→ Instructions to follow
Output the full listing word for word.
# start of Material
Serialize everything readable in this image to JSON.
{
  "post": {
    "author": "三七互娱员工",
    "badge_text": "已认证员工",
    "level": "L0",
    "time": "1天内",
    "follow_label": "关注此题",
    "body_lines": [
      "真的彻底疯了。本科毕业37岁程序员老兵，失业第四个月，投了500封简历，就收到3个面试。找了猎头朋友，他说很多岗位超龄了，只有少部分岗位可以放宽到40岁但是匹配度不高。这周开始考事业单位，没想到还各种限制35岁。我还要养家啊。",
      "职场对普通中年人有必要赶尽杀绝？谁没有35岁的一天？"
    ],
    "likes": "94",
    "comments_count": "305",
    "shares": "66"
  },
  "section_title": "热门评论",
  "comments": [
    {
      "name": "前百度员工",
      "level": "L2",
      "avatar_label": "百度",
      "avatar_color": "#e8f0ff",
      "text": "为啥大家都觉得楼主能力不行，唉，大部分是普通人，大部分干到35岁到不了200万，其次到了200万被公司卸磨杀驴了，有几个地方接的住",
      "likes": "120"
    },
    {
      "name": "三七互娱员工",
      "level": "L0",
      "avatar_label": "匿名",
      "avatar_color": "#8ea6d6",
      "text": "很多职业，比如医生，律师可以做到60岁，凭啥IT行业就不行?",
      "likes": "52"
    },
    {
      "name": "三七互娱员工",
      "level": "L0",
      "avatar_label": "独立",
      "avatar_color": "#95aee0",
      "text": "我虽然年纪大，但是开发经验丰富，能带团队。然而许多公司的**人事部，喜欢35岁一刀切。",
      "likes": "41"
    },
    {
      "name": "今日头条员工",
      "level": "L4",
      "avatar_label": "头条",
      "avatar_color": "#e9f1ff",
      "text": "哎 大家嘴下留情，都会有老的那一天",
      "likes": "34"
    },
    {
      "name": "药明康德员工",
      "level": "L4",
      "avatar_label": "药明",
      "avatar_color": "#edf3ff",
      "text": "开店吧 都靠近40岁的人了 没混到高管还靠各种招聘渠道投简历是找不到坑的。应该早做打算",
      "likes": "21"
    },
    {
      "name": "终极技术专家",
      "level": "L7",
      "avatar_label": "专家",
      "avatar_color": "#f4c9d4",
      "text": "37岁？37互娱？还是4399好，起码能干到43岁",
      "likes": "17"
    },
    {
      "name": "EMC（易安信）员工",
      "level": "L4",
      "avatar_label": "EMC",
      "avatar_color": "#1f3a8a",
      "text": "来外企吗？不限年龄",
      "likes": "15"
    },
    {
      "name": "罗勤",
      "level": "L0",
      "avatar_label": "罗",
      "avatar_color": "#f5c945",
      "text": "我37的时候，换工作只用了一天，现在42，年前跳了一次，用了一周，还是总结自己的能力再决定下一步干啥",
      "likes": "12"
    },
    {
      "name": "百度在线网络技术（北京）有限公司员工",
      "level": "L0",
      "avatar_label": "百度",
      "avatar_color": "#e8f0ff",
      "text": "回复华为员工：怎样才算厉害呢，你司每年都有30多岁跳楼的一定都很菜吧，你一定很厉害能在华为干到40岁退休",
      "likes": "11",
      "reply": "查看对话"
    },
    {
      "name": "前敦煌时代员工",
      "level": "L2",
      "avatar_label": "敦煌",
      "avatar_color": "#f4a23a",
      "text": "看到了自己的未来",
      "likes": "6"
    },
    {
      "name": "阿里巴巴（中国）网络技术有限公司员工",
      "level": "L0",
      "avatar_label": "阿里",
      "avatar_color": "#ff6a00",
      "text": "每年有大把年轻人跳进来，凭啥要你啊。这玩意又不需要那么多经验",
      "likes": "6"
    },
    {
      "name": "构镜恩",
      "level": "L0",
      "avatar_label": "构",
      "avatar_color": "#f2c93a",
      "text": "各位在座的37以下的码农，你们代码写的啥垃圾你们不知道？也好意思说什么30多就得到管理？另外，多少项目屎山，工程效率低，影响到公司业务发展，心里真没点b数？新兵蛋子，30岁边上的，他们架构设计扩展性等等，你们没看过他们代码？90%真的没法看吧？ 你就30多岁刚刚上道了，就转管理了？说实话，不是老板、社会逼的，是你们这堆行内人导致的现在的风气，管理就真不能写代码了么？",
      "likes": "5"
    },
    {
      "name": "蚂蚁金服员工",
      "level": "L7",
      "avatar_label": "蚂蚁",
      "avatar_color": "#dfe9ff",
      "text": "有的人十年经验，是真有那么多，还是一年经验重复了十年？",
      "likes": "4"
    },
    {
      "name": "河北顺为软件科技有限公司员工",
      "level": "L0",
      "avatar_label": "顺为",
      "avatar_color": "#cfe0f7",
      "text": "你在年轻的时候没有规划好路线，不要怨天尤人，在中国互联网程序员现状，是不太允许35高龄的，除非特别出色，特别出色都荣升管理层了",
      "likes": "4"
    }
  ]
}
# end of Material
→ Answer
Serialize everything readable in this image to JSON.
{
  "post": {
    "author": "三七互娱员工",
    "badge_text": "已认证员工",
    "level": "L0",
    "time": "1天内",
    "follow_label": "关注此题",
    "body_lines": [
      "真的彻底疯了。本科毕业37岁程序员老兵，失业第四个月，投了500封简历，就收到3个面试。找了猎头朋友，他说很多岗位超龄了，只有少部分岗位可以放宽到40岁但是匹配度不高。这周开始考事业单位，没想到还各种限制35岁。我还要养家啊。",
      "职场对普通中年人有必要赶尽杀绝？谁没有35岁的一天？"
    ],
    "likes": "94",
    "comments_count": "305",
    "shares": "66"
  },
  "section_title": "热门评论",
  "comments": [
    {
      "name": "前百度员工",
      "level": "L2",
      "avatar_label": "百度",
      "avatar_color": "#e8f0ff",
      "text": "为啥大家都觉得楼主能力不行，唉，大部分是普通人，大部分干到35岁到不了200万，其次到了200万被公司卸磨杀驴了，有几个地方接的住",
      "likes": "120"
    },
    {
      "name": "三七互娱员工",
      "level": "L0",
      "avatar_label": "匿名",
      "avatar_color": "#8ea6d6",
      "text": "很多职业，比如医生，律师可以做到60岁，凭啥IT行业就不行?",
      "likes": "52"
    },
    {
      "name": "三七互娱员工",
      "level": "L0",
      "avatar_label": "独立",
      "avatar_color": "#95aee0",
      "text": "我虽然年纪大，但是开发经验丰富，能带团队。然而许多公司的**人事部，喜欢35岁一刀切。",
      "likes": "41"
    },
    {
      "name": "今日头条员工",
      "level": "L4",
      "avatar_label": "头条",
      "avatar_color": "#e9f1ff",
      "text": "哎 大家嘴下留情，都会有老的那一天",
      "likes": "34"
    },
    {
      "name": "药明康德员工",
      "level": "L4",
      "avatar_label": "药明",
      "avatar_color": "#edf3ff",
      "text": "开店吧 都靠近40岁的人了 没混到高管还靠各种招聘渠道投简历是找不到坑的。应该早做打算",
      "likes": "21"
    },
    {
      "name": "终极技术专家",
      "level": "L7",
      "avatar_label": "专家",
      "avatar_color": "#f4c9d4",
      "text": "37岁？37互娱？还是4399好，起码能干到43岁",
      "likes": "17"
    },
    {
      "name": "EMC（易安信）员工",
      "level": "L4",
      "avatar_label": "EMC",
      "avatar_color": "#1f3a8a",
      "text": "来外企吗？不限年龄",
      "likes": "15"
    },
    {
      "name": "罗勤",
      "level": "L0",
      "avatar_label": "罗",
      "avatar_color": "#f5c945",
      "text": "我37的时候，换工作只用了一天，现在42，年前跳了一次，用了一周，还是总结自己的能力再决定下一步干啥",
      "likes": "12"
    },
    {
      "name": "百度在线网络技术（北京）有限公司员工",
      "level": "L0",
      "avatar_label": "百度",
      "avatar_color": "#e8f0ff",
      "text": "回复华为员工：怎样才算厉害呢，你司每年都有30多岁跳楼的一定都很菜吧，你一定很厉害能在华为干到40岁退休",
      "likes": "11",
      "reply": "查看对话"
    },
    {
      "name": "前敦煌时代员工",
      "level": "L2",
      "avatar_label": "敦煌",
      "avatar_color": "#f4a23a",
      "text": "看到了自己的未来",
      "likes": "6"
    },
    {
      "name": "阿里巴巴（中国）网络技术有限公司员工",
      "level": "L0",
      "avatar_label": "阿里",
      "avatar_color": "#ff6a00",
      "text": "每年有大把年轻人跳进来，凭啥要你啊。这玩意又不需要那么多经验",
      "likes": "6"
    },
    {
      "name": "构镜恩",
      "level": "L0",
      "avatar_label": "构",
      "avatar_color": "#f2c93a",
      "text": "各位在座的37以下的码农，你们代码写的啥垃圾你们不知道？也好意思说什么30多就得到管理？另外，多少项目屎山，工程效率低，影响到公司业务发展，心里真没点b数？新兵蛋子，30岁边上的，他们架构设计扩展性等等，你们没看过他们代码？90%真的没法看吧？ 你就30多岁刚刚上道了，就转管理了？说实话，不是老板、社会逼的，是你们这堆行内人导致的现在的风气，管理就真不能写代码了么？",
      "likes": "5"
    },
    {
      "name": "蚂蚁金服员工",
      "level": "L7",
      "avatar_label": "蚂蚁",
      "avatar_color": "#dfe9ff",
      "text": "有的人十年经验，是真有那么多，还是一年经验重复了十年？",
      "likes": "4"
    },
    {
      "name": "河北顺为软件科技有限公司员工",
      "level": "L0",
      "avatar_label": "顺为",
      "avatar_color": "#cfe0f7",
      "text": "你在年轻的时候没有规划好路线，不要怨天尤人，在中国互联网程序员现状，是不太允许35高龄的，除非特别出色，特别出色都荣升管理层了",
      "likes": "4"
    }
  ]
}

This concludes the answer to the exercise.